*Short problem*
Only the pictures stay out; every record is to be quoted exactly.

*Data to use*

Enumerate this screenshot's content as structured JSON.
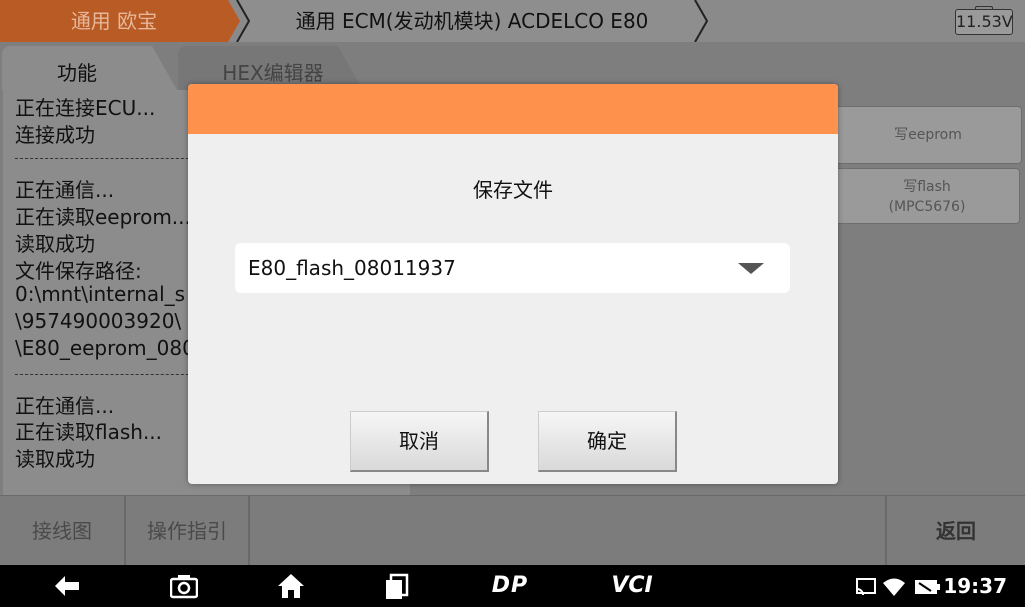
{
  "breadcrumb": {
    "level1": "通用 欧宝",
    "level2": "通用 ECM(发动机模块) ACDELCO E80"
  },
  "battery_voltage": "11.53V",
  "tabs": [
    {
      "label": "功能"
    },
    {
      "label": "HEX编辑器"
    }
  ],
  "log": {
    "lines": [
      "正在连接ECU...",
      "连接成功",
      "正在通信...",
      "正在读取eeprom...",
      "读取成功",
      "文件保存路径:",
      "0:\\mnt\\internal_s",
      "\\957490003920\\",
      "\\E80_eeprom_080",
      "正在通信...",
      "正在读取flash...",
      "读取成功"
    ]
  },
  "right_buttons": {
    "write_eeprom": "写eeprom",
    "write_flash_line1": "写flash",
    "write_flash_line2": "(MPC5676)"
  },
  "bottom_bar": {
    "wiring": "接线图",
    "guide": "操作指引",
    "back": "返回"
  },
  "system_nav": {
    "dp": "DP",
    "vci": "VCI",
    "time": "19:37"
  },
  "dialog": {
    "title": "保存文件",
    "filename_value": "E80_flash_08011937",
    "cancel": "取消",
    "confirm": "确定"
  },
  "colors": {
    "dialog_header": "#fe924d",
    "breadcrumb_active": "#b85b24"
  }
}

*Response to this task*
Enumerate this screenshot's content as structured JSON.
{
  "breadcrumb": {
    "level1": "通用 欧宝",
    "level2": "通用 ECM(发动机模块) ACDELCO E80"
  },
  "battery_voltage": "11.53V",
  "tabs": [
    {
      "label": "功能"
    },
    {
      "label": "HEX编辑器"
    }
  ],
  "log": {
    "lines": [
      "正在连接ECU...",
      "连接成功",
      "正在通信...",
      "正在读取eeprom...",
      "读取成功",
      "文件保存路径:",
      "0:\\mnt\\internal_s",
      "\\957490003920\\",
      "\\E80_eeprom_080",
      "正在通信...",
      "正在读取flash...",
      "读取成功"
    ]
  },
  "right_buttons": {
    "write_eeprom": "写eeprom",
    "write_flash_line1": "写flash",
    "write_flash_line2": "(MPC5676)"
  },
  "bottom_bar": {
    "wiring": "接线图",
    "guide": "操作指引",
    "back": "返回"
  },
  "system_nav": {
    "dp": "DP",
    "vci": "VCI",
    "time": "19:37"
  },
  "dialog": {
    "title": "保存文件",
    "filename_value": "E80_flash_08011937",
    "cancel": "取消",
    "confirm": "确定"
  },
  "colors": {
    "dialog_header": "#fe924d",
    "breadcrumb_active": "#b85b24"
  }
}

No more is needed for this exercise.